Items from a data source
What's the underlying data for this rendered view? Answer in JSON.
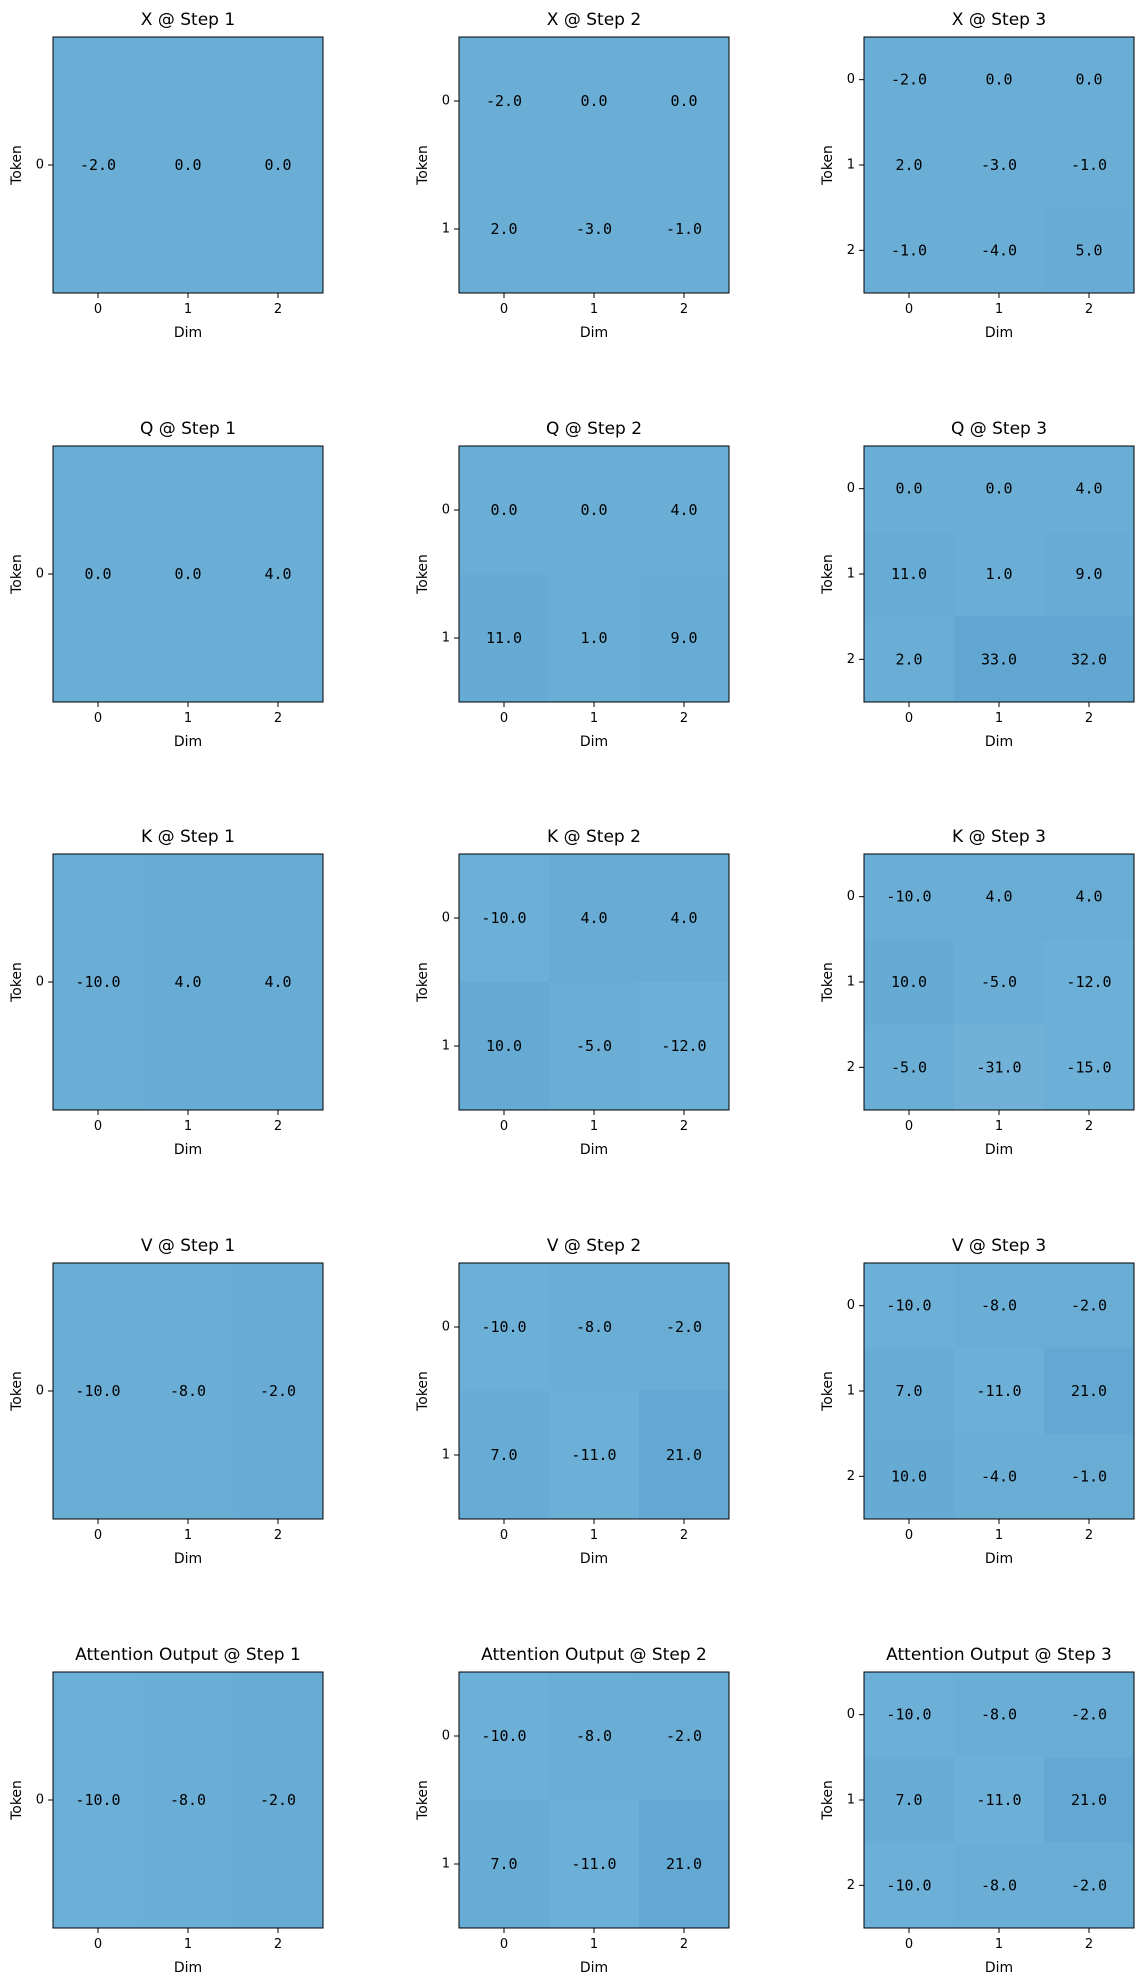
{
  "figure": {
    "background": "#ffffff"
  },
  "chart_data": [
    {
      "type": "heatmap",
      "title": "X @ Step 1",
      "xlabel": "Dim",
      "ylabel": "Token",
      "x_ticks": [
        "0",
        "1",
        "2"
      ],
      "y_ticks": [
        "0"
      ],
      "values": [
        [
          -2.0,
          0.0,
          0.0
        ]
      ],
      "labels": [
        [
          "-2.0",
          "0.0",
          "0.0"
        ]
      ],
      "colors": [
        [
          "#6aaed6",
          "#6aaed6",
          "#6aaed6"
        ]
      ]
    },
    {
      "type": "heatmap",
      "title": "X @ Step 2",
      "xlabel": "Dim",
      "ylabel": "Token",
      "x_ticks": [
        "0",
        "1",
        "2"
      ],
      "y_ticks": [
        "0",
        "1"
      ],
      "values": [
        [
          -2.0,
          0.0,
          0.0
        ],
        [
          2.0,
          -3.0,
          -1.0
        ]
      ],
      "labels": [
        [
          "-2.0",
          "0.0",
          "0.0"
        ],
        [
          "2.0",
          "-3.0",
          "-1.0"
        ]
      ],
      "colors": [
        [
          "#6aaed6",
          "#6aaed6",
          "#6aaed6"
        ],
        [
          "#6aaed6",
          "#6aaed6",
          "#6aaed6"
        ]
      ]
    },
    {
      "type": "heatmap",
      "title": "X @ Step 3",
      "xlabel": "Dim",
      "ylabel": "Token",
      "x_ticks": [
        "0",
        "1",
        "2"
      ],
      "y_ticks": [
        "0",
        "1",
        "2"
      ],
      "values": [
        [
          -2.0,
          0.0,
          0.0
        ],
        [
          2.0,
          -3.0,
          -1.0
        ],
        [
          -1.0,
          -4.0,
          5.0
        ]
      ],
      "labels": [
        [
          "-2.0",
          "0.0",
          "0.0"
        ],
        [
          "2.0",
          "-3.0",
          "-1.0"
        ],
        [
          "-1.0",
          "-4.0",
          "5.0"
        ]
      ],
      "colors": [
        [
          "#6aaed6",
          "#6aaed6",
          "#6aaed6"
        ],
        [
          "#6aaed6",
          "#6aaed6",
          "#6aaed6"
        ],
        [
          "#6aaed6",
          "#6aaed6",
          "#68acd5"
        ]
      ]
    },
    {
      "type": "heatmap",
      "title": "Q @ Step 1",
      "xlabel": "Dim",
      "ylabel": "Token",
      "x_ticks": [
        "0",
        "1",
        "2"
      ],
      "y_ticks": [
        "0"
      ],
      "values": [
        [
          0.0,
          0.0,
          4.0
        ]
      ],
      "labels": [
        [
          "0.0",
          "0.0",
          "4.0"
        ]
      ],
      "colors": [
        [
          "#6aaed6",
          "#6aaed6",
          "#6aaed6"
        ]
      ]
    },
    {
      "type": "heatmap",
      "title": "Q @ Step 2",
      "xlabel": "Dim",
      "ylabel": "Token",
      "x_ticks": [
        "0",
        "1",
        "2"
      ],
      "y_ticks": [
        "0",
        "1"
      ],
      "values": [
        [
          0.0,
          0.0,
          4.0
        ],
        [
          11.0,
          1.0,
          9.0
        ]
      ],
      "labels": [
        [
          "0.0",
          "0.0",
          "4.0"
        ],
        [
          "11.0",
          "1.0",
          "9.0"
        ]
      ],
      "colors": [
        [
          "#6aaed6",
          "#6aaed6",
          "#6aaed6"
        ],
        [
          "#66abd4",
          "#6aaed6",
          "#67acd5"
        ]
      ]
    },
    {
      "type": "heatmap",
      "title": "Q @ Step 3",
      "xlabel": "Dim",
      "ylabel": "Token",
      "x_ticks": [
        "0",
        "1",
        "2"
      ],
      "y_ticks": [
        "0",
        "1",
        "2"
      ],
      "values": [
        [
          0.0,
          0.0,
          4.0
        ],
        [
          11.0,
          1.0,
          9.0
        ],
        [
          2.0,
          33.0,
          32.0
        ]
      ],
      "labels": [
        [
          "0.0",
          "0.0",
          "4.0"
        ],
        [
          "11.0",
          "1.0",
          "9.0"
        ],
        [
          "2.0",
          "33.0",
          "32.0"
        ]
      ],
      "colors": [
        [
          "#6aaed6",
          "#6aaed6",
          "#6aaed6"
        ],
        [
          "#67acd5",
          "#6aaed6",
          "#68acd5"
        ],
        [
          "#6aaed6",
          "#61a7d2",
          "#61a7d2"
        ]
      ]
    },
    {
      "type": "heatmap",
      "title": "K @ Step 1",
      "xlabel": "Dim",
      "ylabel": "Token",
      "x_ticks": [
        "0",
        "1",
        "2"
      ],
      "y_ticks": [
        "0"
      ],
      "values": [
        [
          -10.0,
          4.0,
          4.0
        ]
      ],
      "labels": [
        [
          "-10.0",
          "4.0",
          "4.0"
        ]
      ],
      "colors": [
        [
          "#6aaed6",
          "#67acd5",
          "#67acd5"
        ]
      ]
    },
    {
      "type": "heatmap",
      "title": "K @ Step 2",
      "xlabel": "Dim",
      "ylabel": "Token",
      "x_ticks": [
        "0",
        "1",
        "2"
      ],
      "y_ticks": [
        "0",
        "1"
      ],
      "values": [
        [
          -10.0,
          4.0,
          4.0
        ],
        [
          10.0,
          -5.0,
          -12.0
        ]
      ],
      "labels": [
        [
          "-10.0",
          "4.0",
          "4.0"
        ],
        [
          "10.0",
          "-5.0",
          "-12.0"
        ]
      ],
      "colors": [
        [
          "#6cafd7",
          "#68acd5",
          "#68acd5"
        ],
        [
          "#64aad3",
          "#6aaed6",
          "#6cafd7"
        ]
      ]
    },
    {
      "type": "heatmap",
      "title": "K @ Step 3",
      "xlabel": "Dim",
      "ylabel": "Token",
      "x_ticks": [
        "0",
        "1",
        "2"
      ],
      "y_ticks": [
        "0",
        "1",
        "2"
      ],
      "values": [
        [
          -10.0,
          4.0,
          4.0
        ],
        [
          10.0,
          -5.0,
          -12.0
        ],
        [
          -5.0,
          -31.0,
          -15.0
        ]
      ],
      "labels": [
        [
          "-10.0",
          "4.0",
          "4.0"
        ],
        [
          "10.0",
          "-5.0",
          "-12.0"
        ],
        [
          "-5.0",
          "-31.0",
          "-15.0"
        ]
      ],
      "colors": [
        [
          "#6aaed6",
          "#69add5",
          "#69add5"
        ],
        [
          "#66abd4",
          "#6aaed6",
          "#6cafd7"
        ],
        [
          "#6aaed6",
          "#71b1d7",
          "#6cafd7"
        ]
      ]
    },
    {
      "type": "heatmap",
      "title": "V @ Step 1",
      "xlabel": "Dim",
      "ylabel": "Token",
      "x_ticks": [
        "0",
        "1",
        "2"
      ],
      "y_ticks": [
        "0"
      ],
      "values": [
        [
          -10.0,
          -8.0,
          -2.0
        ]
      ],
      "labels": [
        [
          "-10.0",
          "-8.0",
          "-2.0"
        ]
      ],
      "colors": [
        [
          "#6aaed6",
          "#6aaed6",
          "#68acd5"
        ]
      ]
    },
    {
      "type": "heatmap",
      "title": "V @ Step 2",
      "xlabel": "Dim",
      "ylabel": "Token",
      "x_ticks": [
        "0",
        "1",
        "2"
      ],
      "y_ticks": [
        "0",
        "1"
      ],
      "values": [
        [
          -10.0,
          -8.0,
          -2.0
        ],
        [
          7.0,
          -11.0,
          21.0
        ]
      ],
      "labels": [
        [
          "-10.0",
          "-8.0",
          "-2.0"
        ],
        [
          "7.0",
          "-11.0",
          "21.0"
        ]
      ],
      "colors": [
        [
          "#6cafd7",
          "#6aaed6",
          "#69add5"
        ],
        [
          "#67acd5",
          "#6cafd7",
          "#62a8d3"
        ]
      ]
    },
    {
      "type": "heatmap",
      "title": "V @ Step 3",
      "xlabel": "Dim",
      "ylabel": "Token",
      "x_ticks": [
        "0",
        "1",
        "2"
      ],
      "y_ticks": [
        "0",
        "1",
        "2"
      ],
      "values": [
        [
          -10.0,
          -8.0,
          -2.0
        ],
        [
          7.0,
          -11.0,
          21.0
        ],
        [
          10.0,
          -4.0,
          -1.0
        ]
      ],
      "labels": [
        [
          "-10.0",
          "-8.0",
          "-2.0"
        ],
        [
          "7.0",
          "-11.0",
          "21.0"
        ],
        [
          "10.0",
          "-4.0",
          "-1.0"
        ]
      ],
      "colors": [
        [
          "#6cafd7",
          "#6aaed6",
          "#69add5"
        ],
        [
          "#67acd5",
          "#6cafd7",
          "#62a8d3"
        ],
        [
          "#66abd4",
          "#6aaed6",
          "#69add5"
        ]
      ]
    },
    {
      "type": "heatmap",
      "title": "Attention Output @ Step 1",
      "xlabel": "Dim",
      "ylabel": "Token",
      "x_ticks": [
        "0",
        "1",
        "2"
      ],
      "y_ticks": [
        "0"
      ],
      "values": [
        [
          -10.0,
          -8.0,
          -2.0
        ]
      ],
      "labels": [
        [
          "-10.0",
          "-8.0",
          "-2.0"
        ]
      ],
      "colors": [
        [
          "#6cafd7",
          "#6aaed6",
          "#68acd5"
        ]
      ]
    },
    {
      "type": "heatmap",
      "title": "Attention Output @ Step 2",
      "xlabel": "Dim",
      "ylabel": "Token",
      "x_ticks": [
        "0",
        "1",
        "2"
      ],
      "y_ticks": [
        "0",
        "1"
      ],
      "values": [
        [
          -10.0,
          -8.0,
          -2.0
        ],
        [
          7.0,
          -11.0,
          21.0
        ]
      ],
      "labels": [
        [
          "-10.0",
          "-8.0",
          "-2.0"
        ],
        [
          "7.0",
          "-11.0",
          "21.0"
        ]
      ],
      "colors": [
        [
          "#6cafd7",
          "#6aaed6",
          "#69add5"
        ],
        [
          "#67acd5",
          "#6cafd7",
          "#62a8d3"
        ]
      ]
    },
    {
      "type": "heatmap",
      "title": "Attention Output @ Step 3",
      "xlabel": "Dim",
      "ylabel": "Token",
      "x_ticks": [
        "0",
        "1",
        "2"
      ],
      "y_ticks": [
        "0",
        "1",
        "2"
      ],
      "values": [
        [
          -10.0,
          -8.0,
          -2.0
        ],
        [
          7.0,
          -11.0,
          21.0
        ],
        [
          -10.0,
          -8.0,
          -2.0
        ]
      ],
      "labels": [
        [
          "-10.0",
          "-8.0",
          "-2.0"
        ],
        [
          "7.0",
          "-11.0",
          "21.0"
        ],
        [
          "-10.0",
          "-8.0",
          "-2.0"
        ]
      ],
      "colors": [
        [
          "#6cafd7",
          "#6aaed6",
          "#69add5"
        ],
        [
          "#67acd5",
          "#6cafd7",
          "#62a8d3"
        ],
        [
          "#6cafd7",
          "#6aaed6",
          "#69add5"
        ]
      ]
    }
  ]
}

▶ _Task_
Work out how many lines in the records above contain the word "Output", and give only that number.

▶ _Full solution_
3